Part 4, Chapter 8 Summary: “Ethical Fading”

Sinek provides an example of “ethical fading” by citing a five-year period—2006-2011—during which thousands of employees at Wells Fargo opened fake bank accounts to push customers to pay more fees and service charges. This ethical catastrophe resulted in the firing of 5,300 employees. Sinek believes ethical fading begins as small lapses in judgment that, when unsupervised, grow into larger systemic problems. Finite-minded organizations are particularly susceptible to ethical fading. Sometimes, high-performing employees who commit ethical lapses are rewarded because they generate revenue for their company. This practice rewards harmful behavior, reinforcing it as acceptable.

Sinek describes a Princeton University experiment devised by two psychology professors, who based their study on the biblical story of The Good Samaritan—an experiment that illustrates ethical fading. An actor was placed on campus in an alleyway, pretending he had been hurt in some way. The student subjects of the study were divided into three groups: Each group faced high, moderate, or low pressure to rush across campus to an invented event. Two thirds of the students who faced low pressure stopped to help the actor, less than half of the students who faced moderate pressure helped, and only a 10th of students who faced high pressure helped. Sinek relates this study to the high-pressure environment of Wells Fargo in 2006-2011. Employees were pushed to sell over 10 different products a day, and supervisors demeaned and threatened them if they didn’t make their quotas. Moreover, supervisors often fired employees who “lagged.” Internal reviews revealed Wells Fargo was creating a toxic environment a decade before its scandal. Yet human resource managers and representatives were advised against fixing the problem. Executives knew about the toxic environment, and some encouraged employees to continue toxic practices. In 2018, Wells Fargo was forced to pay over $185 million, only 0.2% of their its revenue, as part of a settlement. No executives faced criminal charges, with CEO John Stumpf gaining $134 million as pension for resigning.

Provided data:
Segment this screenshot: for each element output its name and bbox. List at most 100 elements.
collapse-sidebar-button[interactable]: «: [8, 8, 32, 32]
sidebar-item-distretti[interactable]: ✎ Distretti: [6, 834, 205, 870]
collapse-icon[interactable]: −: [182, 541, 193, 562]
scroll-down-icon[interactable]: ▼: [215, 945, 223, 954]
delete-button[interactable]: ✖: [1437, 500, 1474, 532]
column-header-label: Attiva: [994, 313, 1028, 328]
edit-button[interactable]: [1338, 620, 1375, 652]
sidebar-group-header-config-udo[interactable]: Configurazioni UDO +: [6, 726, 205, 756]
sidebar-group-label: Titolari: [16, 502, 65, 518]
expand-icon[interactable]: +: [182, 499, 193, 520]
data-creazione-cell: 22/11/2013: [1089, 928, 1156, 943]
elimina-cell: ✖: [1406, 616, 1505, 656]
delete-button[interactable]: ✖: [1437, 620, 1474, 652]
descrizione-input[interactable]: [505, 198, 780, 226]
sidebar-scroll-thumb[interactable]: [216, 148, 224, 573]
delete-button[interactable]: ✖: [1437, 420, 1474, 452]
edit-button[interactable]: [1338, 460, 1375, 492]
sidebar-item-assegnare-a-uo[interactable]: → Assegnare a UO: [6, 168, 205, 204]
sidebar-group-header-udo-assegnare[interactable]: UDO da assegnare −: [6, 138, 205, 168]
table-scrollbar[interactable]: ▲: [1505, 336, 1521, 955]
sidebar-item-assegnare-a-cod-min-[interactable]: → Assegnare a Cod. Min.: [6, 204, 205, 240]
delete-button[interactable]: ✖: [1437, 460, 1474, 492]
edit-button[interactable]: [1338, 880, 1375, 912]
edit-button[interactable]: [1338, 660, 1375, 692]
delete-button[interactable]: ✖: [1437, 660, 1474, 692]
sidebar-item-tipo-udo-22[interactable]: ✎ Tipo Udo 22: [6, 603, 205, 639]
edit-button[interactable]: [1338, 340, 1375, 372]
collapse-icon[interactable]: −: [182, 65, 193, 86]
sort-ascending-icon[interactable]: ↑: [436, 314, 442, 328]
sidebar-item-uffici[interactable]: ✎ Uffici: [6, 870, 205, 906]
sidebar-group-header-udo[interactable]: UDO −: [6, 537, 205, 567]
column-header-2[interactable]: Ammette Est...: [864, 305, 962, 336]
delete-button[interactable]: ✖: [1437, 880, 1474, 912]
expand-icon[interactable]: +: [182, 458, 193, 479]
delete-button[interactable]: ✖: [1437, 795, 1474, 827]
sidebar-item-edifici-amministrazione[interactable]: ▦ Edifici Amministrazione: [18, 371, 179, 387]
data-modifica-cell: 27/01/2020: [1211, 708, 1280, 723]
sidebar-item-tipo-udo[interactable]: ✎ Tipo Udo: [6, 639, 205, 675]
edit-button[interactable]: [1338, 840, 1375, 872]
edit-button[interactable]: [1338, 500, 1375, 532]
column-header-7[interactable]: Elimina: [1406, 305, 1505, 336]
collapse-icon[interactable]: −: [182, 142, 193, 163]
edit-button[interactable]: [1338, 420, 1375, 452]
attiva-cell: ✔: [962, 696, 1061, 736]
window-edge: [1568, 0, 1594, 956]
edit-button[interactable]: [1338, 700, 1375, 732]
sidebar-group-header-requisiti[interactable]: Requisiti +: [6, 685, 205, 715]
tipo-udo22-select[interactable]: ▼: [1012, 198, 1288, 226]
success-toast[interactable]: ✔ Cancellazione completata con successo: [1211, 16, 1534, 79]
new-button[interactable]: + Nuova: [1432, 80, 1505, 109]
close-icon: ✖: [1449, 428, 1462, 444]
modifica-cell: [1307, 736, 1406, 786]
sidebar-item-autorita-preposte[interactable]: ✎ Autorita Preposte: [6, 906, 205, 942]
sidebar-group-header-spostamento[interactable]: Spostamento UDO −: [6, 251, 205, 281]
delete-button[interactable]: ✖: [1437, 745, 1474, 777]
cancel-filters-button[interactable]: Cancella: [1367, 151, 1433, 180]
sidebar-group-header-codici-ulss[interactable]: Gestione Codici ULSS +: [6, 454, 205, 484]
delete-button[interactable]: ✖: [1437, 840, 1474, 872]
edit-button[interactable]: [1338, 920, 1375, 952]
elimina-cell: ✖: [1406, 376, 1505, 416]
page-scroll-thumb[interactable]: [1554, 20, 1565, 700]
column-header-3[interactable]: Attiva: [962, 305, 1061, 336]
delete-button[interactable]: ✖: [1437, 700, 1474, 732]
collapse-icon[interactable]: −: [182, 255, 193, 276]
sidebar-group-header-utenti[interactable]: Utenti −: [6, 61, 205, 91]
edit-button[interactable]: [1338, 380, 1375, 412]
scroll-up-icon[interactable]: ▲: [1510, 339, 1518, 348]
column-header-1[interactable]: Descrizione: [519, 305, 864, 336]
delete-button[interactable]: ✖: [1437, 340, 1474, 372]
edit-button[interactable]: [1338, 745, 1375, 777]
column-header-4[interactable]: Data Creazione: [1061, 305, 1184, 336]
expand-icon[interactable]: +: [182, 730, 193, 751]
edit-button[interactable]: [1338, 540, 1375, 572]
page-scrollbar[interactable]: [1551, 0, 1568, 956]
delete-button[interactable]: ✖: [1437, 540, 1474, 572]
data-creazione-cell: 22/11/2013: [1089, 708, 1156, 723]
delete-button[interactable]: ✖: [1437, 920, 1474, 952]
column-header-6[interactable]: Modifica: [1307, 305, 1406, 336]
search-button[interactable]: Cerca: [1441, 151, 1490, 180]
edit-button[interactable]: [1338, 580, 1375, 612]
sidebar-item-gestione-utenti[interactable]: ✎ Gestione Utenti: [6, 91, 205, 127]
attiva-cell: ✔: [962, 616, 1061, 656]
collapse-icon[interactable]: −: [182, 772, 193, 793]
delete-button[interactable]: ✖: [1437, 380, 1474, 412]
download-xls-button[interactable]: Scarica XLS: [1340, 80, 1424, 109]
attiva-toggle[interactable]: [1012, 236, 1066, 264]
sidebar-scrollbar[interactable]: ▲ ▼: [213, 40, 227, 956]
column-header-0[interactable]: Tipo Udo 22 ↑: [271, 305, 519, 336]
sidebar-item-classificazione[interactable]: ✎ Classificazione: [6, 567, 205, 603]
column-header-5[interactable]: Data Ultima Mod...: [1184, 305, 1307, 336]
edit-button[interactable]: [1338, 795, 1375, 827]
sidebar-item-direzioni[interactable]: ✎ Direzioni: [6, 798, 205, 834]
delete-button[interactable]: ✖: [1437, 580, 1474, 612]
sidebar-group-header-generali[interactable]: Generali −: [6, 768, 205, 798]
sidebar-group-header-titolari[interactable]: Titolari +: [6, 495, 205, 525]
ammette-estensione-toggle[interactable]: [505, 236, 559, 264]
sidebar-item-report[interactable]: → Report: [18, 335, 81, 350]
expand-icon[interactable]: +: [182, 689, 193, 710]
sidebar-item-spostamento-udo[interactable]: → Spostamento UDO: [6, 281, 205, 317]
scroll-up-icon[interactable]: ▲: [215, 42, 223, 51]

Activities:
**1.** Translate this sentence from the chapter summary on ethical fading into Spanish: "Finite-minded organizations are particularly susceptible to ethical fading."
**2.** Reproduce the passage of the ethical fading summary that begins at the words "Sinek provides an" and stops after the words "it as acceptable.".

Solutions to the tasks:
**1.** Las organizaciones con mentalidad finita son particularmente susceptibles al desvanecimiento ético.

**2.**
Sinek provides an example of “ethical fading” by citing a five-year period—2006-2011—during which thousands of employees at Wells Fargo opened fake bank accounts to push customers to pay more fees and service charges. This ethical catastrophe resulted in the firing of 5,300 employees. Sinek believes ethical fading begins as small lapses in judgment that, when unsupervised, grow into larger systemic problems. Finite-minded organizations are particularly susceptible to ethical fading. Sometimes, high-performing employees who commit ethical lapses are rewarded because they generate revenue for their company. This practice rewards harmful behavior, reinforcing it as acceptable.